Your task is to copy the listing exactly. Drop any pictures from the copy.

Stored entries

# # # # #

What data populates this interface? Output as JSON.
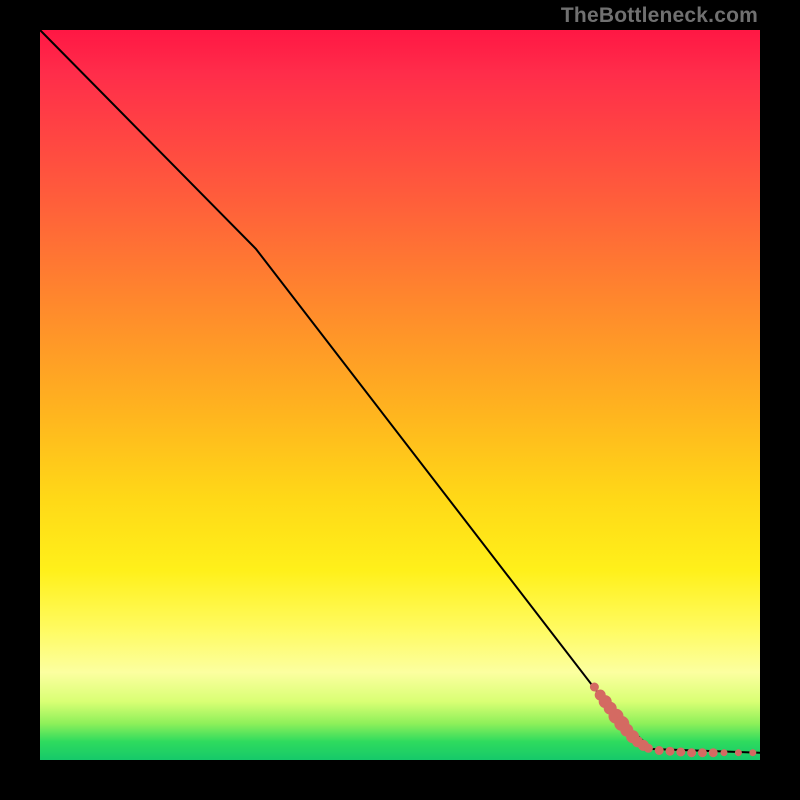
{
  "attribution": "TheBottleneck.com",
  "colors": {
    "dot": "#d46a62",
    "curve": "#000000",
    "gradient_top": "#ff1744",
    "gradient_bottom": "#16c96a"
  },
  "chart_data": {
    "type": "line",
    "title": "",
    "xlabel": "",
    "ylabel": "",
    "xlim": [
      0,
      100
    ],
    "ylim": [
      0,
      100
    ],
    "grid": false,
    "legend": false,
    "curve": [
      {
        "x": 0,
        "y": 100
      },
      {
        "x": 24,
        "y": 76
      },
      {
        "x": 30,
        "y": 70
      },
      {
        "x": 80,
        "y": 6
      },
      {
        "x": 85,
        "y": 1.5
      },
      {
        "x": 100,
        "y": 1.0
      }
    ],
    "scatter": [
      {
        "x": 77.0,
        "y": 10.0,
        "r": 4
      },
      {
        "x": 77.8,
        "y": 8.9,
        "r": 5
      },
      {
        "x": 78.5,
        "y": 8.0,
        "r": 6
      },
      {
        "x": 79.2,
        "y": 7.1,
        "r": 6
      },
      {
        "x": 80.0,
        "y": 6.0,
        "r": 7
      },
      {
        "x": 80.8,
        "y": 5.0,
        "r": 7
      },
      {
        "x": 81.5,
        "y": 4.1,
        "r": 6
      },
      {
        "x": 82.3,
        "y": 3.2,
        "r": 6
      },
      {
        "x": 83.0,
        "y": 2.5,
        "r": 5
      },
      {
        "x": 83.8,
        "y": 2.0,
        "r": 5
      },
      {
        "x": 84.5,
        "y": 1.6,
        "r": 4
      },
      {
        "x": 86.0,
        "y": 1.3,
        "r": 4
      },
      {
        "x": 87.5,
        "y": 1.2,
        "r": 4
      },
      {
        "x": 89.0,
        "y": 1.1,
        "r": 4
      },
      {
        "x": 90.5,
        "y": 1.0,
        "r": 4
      },
      {
        "x": 92.0,
        "y": 1.0,
        "r": 4
      },
      {
        "x": 93.5,
        "y": 1.0,
        "r": 4
      },
      {
        "x": 95.0,
        "y": 1.0,
        "r": 3
      },
      {
        "x": 97.0,
        "y": 1.0,
        "r": 3
      },
      {
        "x": 99.0,
        "y": 1.0,
        "r": 3
      }
    ]
  }
}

# # # # #

** Task output **
What data populates this interface? Output as JSON.
{
  "attribution": "TheBottleneck.com",
  "colors": {
    "dot": "#d46a62",
    "curve": "#000000",
    "gradient_top": "#ff1744",
    "gradient_bottom": "#16c96a"
  },
  "chart_data": {
    "type": "line",
    "title": "",
    "xlabel": "",
    "ylabel": "",
    "xlim": [
      0,
      100
    ],
    "ylim": [
      0,
      100
    ],
    "grid": false,
    "legend": false,
    "curve": [
      {
        "x": 0,
        "y": 100
      },
      {
        "x": 24,
        "y": 76
      },
      {
        "x": 30,
        "y": 70
      },
      {
        "x": 80,
        "y": 6
      },
      {
        "x": 85,
        "y": 1.5
      },
      {
        "x": 100,
        "y": 1.0
      }
    ],
    "scatter": [
      {
        "x": 77.0,
        "y": 10.0,
        "r": 4
      },
      {
        "x": 77.8,
        "y": 8.9,
        "r": 5
      },
      {
        "x": 78.5,
        "y": 8.0,
        "r": 6
      },
      {
        "x": 79.2,
        "y": 7.1,
        "r": 6
      },
      {
        "x": 80.0,
        "y": 6.0,
        "r": 7
      },
      {
        "x": 80.8,
        "y": 5.0,
        "r": 7
      },
      {
        "x": 81.5,
        "y": 4.1,
        "r": 6
      },
      {
        "x": 82.3,
        "y": 3.2,
        "r": 6
      },
      {
        "x": 83.0,
        "y": 2.5,
        "r": 5
      },
      {
        "x": 83.8,
        "y": 2.0,
        "r": 5
      },
      {
        "x": 84.5,
        "y": 1.6,
        "r": 4
      },
      {
        "x": 86.0,
        "y": 1.3,
        "r": 4
      },
      {
        "x": 87.5,
        "y": 1.2,
        "r": 4
      },
      {
        "x": 89.0,
        "y": 1.1,
        "r": 4
      },
      {
        "x": 90.5,
        "y": 1.0,
        "r": 4
      },
      {
        "x": 92.0,
        "y": 1.0,
        "r": 4
      },
      {
        "x": 93.5,
        "y": 1.0,
        "r": 4
      },
      {
        "x": 95.0,
        "y": 1.0,
        "r": 3
      },
      {
        "x": 97.0,
        "y": 1.0,
        "r": 3
      },
      {
        "x": 99.0,
        "y": 1.0,
        "r": 3
      }
    ]
  }
}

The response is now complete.